-- Texto de la página --
__________________________________________________
Ni qué decir de ciertas novelas. Es increíble todo lo que se traduce en italiano, sobre todo del anglosajón. La producción es aluvional en el seno de grandes editoriales como Mondadori, Rizzoli o Bompiani. Aquí la falta de discriminación resulta impresionante. Pero ello significa que si libros de tal tipo son traducidos e impresos, los mismos son leídos. Por lo cual hay que preguntarse nuevamente qué es lo que impulsa al lector corriente a comprarlos, en todos los numerosísimos casos en los cuales no son ni siquiera algo artístico, ni tampoco se trata de temas excitantes o morbosos, sino simplemente estúpidos, banales, aburridos, ligados a pequeños ambientes y a mediocres figuras de más allá del océano, que el italiano debería considerar como ajenos a él y privados de cualquier interés.
__________________________________________________
-- Enunciado del ejercicio --
Reproduce completo y sin cambios el fragmento de arriba sobre las novelas traducidas al italiano.

-- Material sin procesar --
__________________________________________________
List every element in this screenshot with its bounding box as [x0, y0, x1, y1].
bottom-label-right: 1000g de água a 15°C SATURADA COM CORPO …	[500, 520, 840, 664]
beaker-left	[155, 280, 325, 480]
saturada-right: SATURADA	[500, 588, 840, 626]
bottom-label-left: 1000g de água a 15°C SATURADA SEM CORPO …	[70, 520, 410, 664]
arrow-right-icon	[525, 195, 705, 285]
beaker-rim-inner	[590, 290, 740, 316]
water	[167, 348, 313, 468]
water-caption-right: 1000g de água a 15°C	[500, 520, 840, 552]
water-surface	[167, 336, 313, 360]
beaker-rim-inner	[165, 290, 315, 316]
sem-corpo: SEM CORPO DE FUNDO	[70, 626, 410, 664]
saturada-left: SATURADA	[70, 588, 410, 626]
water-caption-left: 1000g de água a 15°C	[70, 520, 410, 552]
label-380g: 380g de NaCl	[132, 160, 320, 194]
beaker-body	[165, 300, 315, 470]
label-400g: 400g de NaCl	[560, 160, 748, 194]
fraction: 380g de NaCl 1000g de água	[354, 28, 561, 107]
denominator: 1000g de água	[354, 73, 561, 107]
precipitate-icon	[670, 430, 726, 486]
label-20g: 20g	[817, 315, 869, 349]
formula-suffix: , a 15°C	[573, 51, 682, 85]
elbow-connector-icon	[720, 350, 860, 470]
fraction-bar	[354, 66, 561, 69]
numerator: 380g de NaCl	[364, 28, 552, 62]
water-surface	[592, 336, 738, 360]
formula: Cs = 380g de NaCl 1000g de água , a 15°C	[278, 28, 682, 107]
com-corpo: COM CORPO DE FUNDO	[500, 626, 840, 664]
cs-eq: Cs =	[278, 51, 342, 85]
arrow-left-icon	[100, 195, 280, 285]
__________________________________________________
-- Respuesta al ejercicio --
Ni qué decir de ciertas novelas. Es increíble todo lo que se traduce en italiano, sobre todo del anglosajón. La producción es aluvional en el seno de grandes editoriales como Mondadori, Rizzoli o Bompiani. Aquí la falta de discriminación resulta impresionante. Pero ello significa que si libros de tal tipo son traducidos e impresos, los mismos son leídos. Por lo cual hay que preguntarse nuevamente qué es lo que impulsa al lector corriente a comprarlos, en todos los numerosísimos casos en los cuales no son ni siquiera algo artístico, ni tampoco se trata de temas excitantes o morbosos, sino simplemente estúpidos, banales, aburridos, ligados a pequeños ambientes y a mediocres figuras de más allá del océano, que el italiano debería considerar como ajenos a él y privados de cualquier interés.